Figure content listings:
>> begin

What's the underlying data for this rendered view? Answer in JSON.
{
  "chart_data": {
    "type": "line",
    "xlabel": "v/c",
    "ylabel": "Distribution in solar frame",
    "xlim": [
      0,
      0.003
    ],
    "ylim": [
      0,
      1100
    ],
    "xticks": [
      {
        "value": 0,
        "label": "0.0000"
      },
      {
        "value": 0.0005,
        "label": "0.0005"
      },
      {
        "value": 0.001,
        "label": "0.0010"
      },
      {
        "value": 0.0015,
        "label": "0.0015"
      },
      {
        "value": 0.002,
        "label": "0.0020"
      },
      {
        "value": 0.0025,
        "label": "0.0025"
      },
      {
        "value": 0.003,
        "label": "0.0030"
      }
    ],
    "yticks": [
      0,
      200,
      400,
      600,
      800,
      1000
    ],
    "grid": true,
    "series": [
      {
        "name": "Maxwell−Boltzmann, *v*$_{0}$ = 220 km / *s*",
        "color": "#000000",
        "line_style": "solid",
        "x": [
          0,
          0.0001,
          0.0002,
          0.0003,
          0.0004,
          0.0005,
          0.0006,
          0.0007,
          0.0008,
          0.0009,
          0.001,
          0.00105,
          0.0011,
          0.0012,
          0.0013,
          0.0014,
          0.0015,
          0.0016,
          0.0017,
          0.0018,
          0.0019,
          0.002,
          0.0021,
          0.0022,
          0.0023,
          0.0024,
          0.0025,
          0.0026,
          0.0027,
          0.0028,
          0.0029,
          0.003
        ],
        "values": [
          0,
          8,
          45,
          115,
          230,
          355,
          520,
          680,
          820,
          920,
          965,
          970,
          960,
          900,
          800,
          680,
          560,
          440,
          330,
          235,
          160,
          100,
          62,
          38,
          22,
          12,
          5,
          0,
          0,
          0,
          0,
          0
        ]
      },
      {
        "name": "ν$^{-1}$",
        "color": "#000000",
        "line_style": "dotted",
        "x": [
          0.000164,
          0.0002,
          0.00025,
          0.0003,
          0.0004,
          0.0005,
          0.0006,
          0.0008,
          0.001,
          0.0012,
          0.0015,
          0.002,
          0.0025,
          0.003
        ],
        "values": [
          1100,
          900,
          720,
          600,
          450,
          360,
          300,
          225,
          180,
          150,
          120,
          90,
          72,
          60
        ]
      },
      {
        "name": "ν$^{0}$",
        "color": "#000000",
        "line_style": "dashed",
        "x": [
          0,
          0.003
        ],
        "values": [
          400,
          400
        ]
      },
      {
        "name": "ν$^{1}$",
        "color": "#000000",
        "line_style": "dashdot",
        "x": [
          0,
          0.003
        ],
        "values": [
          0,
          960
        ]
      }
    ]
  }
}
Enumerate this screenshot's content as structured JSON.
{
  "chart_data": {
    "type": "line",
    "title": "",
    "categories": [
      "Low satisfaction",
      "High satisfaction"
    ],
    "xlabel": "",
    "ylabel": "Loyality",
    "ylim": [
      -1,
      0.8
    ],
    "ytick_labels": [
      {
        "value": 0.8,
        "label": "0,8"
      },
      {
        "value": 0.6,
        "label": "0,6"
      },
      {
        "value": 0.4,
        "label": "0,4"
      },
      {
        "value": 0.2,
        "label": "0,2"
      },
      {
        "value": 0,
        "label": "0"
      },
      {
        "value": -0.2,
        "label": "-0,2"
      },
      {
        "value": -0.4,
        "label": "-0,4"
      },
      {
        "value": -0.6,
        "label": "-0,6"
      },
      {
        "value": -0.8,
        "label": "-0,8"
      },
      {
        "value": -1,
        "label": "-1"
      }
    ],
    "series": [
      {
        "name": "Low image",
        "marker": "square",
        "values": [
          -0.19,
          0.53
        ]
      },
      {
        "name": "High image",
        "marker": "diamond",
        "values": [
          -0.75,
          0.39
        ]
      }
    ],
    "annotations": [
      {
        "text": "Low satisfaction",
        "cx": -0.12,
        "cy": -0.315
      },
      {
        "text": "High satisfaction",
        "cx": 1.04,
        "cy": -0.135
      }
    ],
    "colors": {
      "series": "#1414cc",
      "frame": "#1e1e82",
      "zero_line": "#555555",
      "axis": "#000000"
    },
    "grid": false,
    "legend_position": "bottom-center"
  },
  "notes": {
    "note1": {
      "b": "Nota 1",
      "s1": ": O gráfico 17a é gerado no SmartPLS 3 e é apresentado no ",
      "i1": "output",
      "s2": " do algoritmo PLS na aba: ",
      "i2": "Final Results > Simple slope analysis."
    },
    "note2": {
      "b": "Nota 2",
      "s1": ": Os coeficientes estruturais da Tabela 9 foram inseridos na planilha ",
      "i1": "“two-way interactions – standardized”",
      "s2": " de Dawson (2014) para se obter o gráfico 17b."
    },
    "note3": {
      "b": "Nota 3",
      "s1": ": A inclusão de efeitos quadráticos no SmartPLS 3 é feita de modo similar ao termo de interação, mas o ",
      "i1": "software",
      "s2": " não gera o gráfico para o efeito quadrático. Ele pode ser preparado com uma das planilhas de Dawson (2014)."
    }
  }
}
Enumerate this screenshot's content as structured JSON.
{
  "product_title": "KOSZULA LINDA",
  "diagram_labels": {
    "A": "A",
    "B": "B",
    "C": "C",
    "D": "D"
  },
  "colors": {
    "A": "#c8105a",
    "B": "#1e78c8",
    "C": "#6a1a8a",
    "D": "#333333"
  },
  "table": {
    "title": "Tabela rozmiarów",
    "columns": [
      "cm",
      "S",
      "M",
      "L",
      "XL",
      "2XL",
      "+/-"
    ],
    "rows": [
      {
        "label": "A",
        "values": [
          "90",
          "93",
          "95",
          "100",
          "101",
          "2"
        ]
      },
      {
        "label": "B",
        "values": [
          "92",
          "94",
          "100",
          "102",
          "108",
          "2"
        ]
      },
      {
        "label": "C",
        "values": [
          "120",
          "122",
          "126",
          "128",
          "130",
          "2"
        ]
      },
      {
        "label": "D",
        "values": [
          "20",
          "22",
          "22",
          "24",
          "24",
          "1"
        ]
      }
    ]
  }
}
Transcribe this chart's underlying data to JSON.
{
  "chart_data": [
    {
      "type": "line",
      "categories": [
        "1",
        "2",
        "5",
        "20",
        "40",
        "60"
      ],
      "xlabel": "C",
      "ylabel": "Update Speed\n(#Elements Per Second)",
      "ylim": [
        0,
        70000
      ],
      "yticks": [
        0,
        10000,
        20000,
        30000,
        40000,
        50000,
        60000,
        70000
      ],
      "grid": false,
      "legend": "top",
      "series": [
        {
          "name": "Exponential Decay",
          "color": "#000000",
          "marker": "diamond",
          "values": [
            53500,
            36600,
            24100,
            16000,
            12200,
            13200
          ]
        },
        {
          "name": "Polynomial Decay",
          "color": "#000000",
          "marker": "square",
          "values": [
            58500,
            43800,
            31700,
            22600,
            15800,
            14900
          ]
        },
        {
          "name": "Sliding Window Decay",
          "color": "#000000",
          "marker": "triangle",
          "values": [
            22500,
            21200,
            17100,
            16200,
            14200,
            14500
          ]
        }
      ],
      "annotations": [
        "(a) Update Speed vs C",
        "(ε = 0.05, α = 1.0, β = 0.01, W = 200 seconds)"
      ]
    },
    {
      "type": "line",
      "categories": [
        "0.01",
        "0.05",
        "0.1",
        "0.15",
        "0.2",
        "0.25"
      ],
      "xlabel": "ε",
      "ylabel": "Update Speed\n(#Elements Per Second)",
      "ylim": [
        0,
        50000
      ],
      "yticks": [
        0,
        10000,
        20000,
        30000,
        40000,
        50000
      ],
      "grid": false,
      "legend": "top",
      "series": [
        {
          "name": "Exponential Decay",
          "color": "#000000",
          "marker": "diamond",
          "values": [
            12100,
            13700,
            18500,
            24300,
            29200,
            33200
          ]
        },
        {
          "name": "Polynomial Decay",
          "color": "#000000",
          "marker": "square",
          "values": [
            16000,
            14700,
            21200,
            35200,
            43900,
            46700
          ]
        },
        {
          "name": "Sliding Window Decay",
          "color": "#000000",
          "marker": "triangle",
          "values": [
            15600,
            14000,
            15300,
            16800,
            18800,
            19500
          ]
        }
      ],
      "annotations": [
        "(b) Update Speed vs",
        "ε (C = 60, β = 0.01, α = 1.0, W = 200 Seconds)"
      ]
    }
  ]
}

>> end

» **What this task involves**:
Filter the records down to the lines that contain the string "para", and copy those lines.

» **Complete response**:
      "s2": " de Dawson (2014) para se obter o gráfico 17b."
      "s2": " não gera o gráfico para o efeito quadrático. Ele pode ser preparado com uma das planilhas de Dawson (2014)."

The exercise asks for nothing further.